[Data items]
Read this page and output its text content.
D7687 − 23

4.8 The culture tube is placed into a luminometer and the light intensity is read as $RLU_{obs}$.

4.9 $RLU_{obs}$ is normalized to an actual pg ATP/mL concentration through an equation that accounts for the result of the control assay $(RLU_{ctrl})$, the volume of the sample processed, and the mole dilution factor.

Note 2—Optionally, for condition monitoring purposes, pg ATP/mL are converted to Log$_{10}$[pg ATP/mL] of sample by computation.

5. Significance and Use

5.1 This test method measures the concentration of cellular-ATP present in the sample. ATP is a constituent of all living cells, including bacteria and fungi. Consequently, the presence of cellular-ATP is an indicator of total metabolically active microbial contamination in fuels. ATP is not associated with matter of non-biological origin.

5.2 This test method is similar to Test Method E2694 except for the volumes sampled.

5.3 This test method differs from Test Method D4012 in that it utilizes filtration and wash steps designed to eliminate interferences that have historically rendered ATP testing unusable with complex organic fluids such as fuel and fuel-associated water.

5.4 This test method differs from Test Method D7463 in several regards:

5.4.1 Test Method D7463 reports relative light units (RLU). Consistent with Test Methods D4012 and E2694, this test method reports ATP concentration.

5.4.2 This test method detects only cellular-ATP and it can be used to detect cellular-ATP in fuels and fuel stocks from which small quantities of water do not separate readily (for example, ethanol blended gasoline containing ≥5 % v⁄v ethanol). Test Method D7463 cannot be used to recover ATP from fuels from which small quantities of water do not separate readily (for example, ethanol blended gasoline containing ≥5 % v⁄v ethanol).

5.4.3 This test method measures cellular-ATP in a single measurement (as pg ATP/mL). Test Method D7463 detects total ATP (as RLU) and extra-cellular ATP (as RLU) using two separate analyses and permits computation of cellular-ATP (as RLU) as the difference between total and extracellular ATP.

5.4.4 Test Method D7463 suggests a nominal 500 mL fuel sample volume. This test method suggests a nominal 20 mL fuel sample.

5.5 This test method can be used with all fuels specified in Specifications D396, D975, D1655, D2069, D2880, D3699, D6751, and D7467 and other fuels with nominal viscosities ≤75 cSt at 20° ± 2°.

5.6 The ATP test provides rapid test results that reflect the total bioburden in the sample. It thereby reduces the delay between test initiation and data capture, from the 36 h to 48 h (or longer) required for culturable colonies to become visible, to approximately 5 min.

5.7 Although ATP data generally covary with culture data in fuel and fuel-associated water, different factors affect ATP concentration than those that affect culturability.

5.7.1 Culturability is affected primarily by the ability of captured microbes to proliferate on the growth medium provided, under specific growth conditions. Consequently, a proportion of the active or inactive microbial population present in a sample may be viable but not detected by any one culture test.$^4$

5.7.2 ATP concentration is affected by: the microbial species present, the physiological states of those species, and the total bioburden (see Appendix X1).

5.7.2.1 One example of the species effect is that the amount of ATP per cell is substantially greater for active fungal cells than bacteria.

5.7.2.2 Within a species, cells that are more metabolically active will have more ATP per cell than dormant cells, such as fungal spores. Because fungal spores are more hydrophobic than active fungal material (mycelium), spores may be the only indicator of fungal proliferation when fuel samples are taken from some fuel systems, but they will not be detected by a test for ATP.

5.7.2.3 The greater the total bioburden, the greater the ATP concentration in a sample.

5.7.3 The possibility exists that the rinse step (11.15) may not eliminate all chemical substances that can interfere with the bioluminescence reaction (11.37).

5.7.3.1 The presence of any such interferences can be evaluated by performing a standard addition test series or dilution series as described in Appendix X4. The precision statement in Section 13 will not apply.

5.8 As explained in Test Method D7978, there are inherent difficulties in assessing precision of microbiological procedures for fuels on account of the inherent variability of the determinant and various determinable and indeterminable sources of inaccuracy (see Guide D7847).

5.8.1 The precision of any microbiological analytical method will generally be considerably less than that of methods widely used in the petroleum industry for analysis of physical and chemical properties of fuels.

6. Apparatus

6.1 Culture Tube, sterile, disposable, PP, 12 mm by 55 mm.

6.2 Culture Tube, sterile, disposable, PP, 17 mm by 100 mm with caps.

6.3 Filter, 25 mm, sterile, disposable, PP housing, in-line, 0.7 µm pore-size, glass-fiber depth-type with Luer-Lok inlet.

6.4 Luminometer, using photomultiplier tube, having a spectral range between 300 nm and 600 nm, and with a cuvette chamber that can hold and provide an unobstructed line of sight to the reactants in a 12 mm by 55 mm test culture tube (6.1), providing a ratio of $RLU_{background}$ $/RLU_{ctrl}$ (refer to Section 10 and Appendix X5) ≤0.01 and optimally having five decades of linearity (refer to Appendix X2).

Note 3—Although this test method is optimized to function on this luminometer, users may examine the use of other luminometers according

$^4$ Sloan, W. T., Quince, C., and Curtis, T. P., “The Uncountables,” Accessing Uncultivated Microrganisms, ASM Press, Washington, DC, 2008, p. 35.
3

EXERCISE DESCRIPTION - Return the entries above exactly as they were written.

ANSWER TO THIS TASK -
Read this page and output its text content.
D7687 − 23

4.8 The culture tube is placed into a luminometer and the light intensity is read as $RLU_{obs}$.

4.9 $RLU_{obs}$ is normalized to an actual pg ATP/mL concentration through an equation that accounts for the result of the control assay $(RLU_{ctrl})$, the volume of the sample processed, and the mole dilution factor.

Note 2—Optionally, for condition monitoring purposes, pg ATP/mL are converted to Log$_{10}$[pg ATP/mL] of sample by computation.

5. Significance and Use

5.1 This test method measures the concentration of cellular-ATP present in the sample. ATP is a constituent of all living cells, including bacteria and fungi. Consequently, the presence of cellular-ATP is an indicator of total metabolically active microbial contamination in fuels. ATP is not associated with matter of non-biological origin.

5.2 This test method is similar to Test Method E2694 except for the volumes sampled.

5.3 This test method differs from Test Method D4012 in that it utilizes filtration and wash steps designed to eliminate interferences that have historically rendered ATP testing unusable with complex organic fluids such as fuel and fuel-associated water.

5.4 This test method differs from Test Method D7463 in several regards:

5.4.1 Test Method D7463 reports relative light units (RLU). Consistent with Test Methods D4012 and E2694, this test method reports ATP concentration.

5.4.2 This test method detects only cellular-ATP and it can be used to detect cellular-ATP in fuels and fuel stocks from which small quantities of water do not separate readily (for example, ethanol blended gasoline containing ≥5 % v⁄v ethanol). Test Method D7463 cannot be used to recover ATP from fuels from which small quantities of water do not separate readily (for example, ethanol blended gasoline containing ≥5 % v⁄v ethanol).

5.4.3 This test method measures cellular-ATP in a single measurement (as pg ATP/mL). Test Method D7463 detects total ATP (as RLU) and extra-cellular ATP (as RLU) using two separate analyses and permits computation of cellular-ATP (as RLU) as the difference between total and extracellular ATP.

5.4.4 Test Method D7463 suggests a nominal 500 mL fuel sample volume. This test method suggests a nominal 20 mL fuel sample.

5.5 This test method can be used with all fuels specified in Specifications D396, D975, D1655, D2069, D2880, D3699, D6751, and D7467 and other fuels with nominal viscosities ≤75 cSt at 20° ± 2°.

5.6 The ATP test provides rapid test results that reflect the total bioburden in the sample. It thereby reduces the delay between test initiation and data capture, from the 36 h to 48 h (or longer) required for culturable colonies to become visible, to approximately 5 min.

5.7 Although ATP data generally covary with culture data in fuel and fuel-associated water, different factors affect ATP concentration than those that affect culturability.

5.7.1 Culturability is affected primarily by the ability of captured microbes to proliferate on the growth medium provided, under specific growth conditions. Consequently, a proportion of the active or inactive microbial population present in a sample may be viable but not detected by any one culture test.$^4$

5.7.2 ATP concentration is affected by: the microbial species present, the physiological states of those species, and the total bioburden (see Appendix X1).

5.7.2.1 One example of the species effect is that the amount of ATP per cell is substantially greater for active fungal cells than bacteria.

5.7.2.2 Within a species, cells that are more metabolically active will have more ATP per cell than dormant cells, such as fungal spores. Because fungal spores are more hydrophobic than active fungal material (mycelium), spores may be the only indicator of fungal proliferation when fuel samples are taken from some fuel systems, but they will not be detected by a test for ATP.

5.7.2.3 The greater the total bioburden, the greater the ATP concentration in a sample.

5.7.3 The possibility exists that the rinse step (11.15) may not eliminate all chemical substances that can interfere with the bioluminescence reaction (11.37).

5.7.3.1 The presence of any such interferences can be evaluated by performing a standard addition test series or dilution series as described in Appendix X4. The precision statement in Section 13 will not apply.

5.8 As explained in Test Method D7978, there are inherent difficulties in assessing precision of microbiological procedures for fuels on account of the inherent variability of the determinant and various determinable and indeterminable sources of inaccuracy (see Guide D7847).

5.8.1 The precision of any microbiological analytical method will generally be considerably less than that of methods widely used in the petroleum industry for analysis of physical and chemical properties of fuels.

6. Apparatus

6.1 Culture Tube, sterile, disposable, PP, 12 mm by 55 mm.

6.2 Culture Tube, sterile, disposable, PP, 17 mm by 100 mm with caps.

6.3 Filter, 25 mm, sterile, disposable, PP housing, in-line, 0.7 µm pore-size, glass-fiber depth-type with Luer-Lok inlet.

6.4 Luminometer, using photomultiplier tube, having a spectral range between 300 nm and 600 nm, and with a cuvette chamber that can hold and provide an unobstructed line of sight to the reactants in a 12 mm by 55 mm test culture tube (6.1), providing a ratio of $RLU_{background}$ $/RLU_{ctrl}$ (refer to Section 10 and Appendix X5) ≤0.01 and optimally having five decades of linearity (refer to Appendix X2).

Note 3—Although this test method is optimized to function on this luminometer, users may examine the use of other luminometers according

$^4$ Sloan, W. T., Quince, C., and Curtis, T. P., “The Uncountables,” Accessing Uncultivated Microrganisms, ASM Press, Washington, DC, 2008, p. 35.
3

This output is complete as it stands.